* START PROVIDED RECORDS *
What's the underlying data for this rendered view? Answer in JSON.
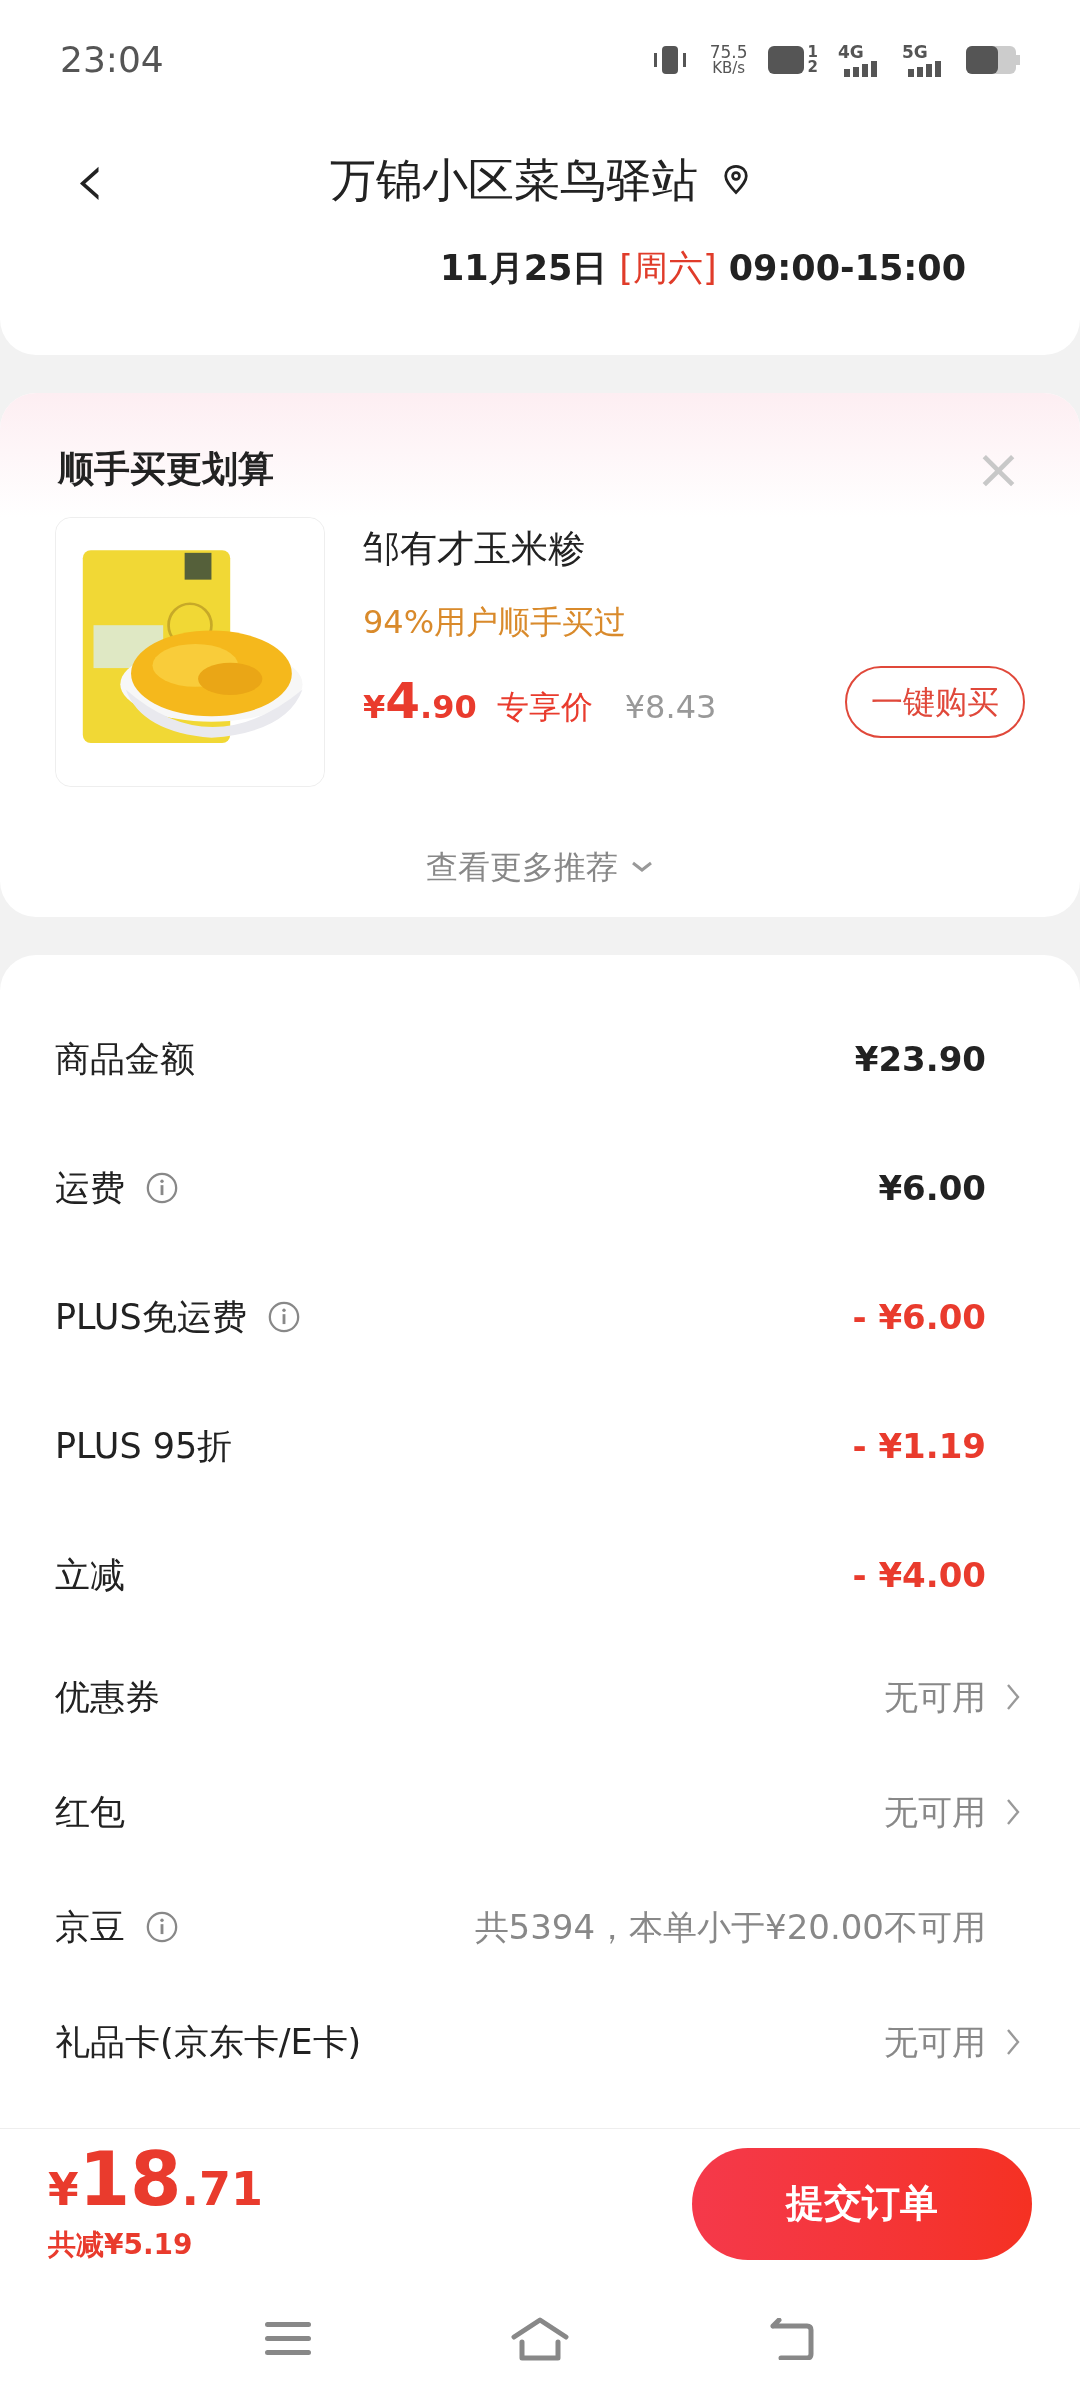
{
  "status_bar": {
    "time": "23:04",
    "net_speed": "75.5",
    "net_unit": "KB/s",
    "hd_sup": "1",
    "hd_sub": "2",
    "sig1": "4G",
    "sig2": "5G"
  },
  "header": {
    "back": "‹",
    "title": "万锦小区菜鸟驿站",
    "date": "11月25日",
    "weekday": "[周六]",
    "time_range": "09:00-15:00"
  },
  "recommend": {
    "title": "顺手买更划算",
    "close": "×",
    "product": {
      "name": "邹有才玉米糁",
      "note": "94%用户顺手买过",
      "price_symbol": "¥",
      "price_int": "4",
      "price_dec": ".90",
      "price_tag": "专享价",
      "original_price": "¥8.43",
      "buy_button": "一键购买"
    },
    "more": "查看更多推荐"
  },
  "fees": [
    {
      "kind": "amount",
      "label": "商品金额",
      "info": false,
      "value": "¥23.90"
    },
    {
      "kind": "amount",
      "label": "运费",
      "info": true,
      "value": "¥6.00"
    },
    {
      "kind": "discount",
      "label": "PLUS免运费",
      "info": true,
      "value": "- ¥6.00"
    },
    {
      "kind": "discount",
      "label": "PLUS 95折",
      "info": false,
      "value": "- ¥1.19"
    },
    {
      "kind": "discount",
      "label": "立减",
      "info": false,
      "value": "- ¥4.00"
    },
    {
      "kind": "option",
      "label": "优惠券",
      "info": false,
      "value": "无可用"
    },
    {
      "kind": "option",
      "label": "红包",
      "info": false,
      "value": "无可用"
    },
    {
      "kind": "note",
      "label": "京豆",
      "info": true,
      "value": "共5394，本单小于¥20.00不可用"
    },
    {
      "kind": "option",
      "label": "礼品卡(京东卡/E卡)",
      "info": false,
      "value": "无可用"
    }
  ],
  "footer": {
    "symbol": "¥",
    "total_int": "18",
    "total_dec": ".71",
    "saved": "共减¥5.19",
    "submit": "提交订单"
  }
}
* END PROVIDED RECORDS *
--- THE REQUEST ---
Return the listing above unchanged, apart from dropping its pictures.

--- COMPLETE OUTPUT ---
What's the underlying data for this rendered view? Answer in JSON.
{
  "status_bar": {
    "time": "23:04",
    "net_speed": "75.5",
    "net_unit": "KB/s",
    "hd_sup": "1",
    "hd_sub": "2",
    "sig1": "4G",
    "sig2": "5G"
  },
  "header": {
    "back": "‹",
    "title": "万锦小区菜鸟驿站",
    "date": "11月25日",
    "weekday": "[周六]",
    "time_range": "09:00-15:00"
  },
  "recommend": {
    "title": "顺手买更划算",
    "close": "×",
    "product": {
      "name": "邹有才玉米糁",
      "note": "94%用户顺手买过",
      "price_symbol": "¥",
      "price_int": "4",
      "price_dec": ".90",
      "price_tag": "专享价",
      "original_price": "¥8.43",
      "buy_button": "一键购买"
    },
    "more": "查看更多推荐"
  },
  "fees": [
    {
      "kind": "amount",
      "label": "商品金额",
      "info": false,
      "value": "¥23.90"
    },
    {
      "kind": "amount",
      "label": "运费",
      "info": true,
      "value": "¥6.00"
    },
    {
      "kind": "discount",
      "label": "PLUS免运费",
      "info": true,
      "value": "- ¥6.00"
    },
    {
      "kind": "discount",
      "label": "PLUS 95折",
      "info": false,
      "value": "- ¥1.19"
    },
    {
      "kind": "discount",
      "label": "立减",
      "info": false,
      "value": "- ¥4.00"
    },
    {
      "kind": "option",
      "label": "优惠券",
      "info": false,
      "value": "无可用"
    },
    {
      "kind": "option",
      "label": "红包",
      "info": false,
      "value": "无可用"
    },
    {
      "kind": "note",
      "label": "京豆",
      "info": true,
      "value": "共5394，本单小于¥20.00不可用"
    },
    {
      "kind": "option",
      "label": "礼品卡(京东卡/E卡)",
      "info": false,
      "value": "无可用"
    }
  ],
  "footer": {
    "symbol": "¥",
    "total_int": "18",
    "total_dec": ".71",
    "saved": "共减¥5.19",
    "submit": "提交订单"
  }
}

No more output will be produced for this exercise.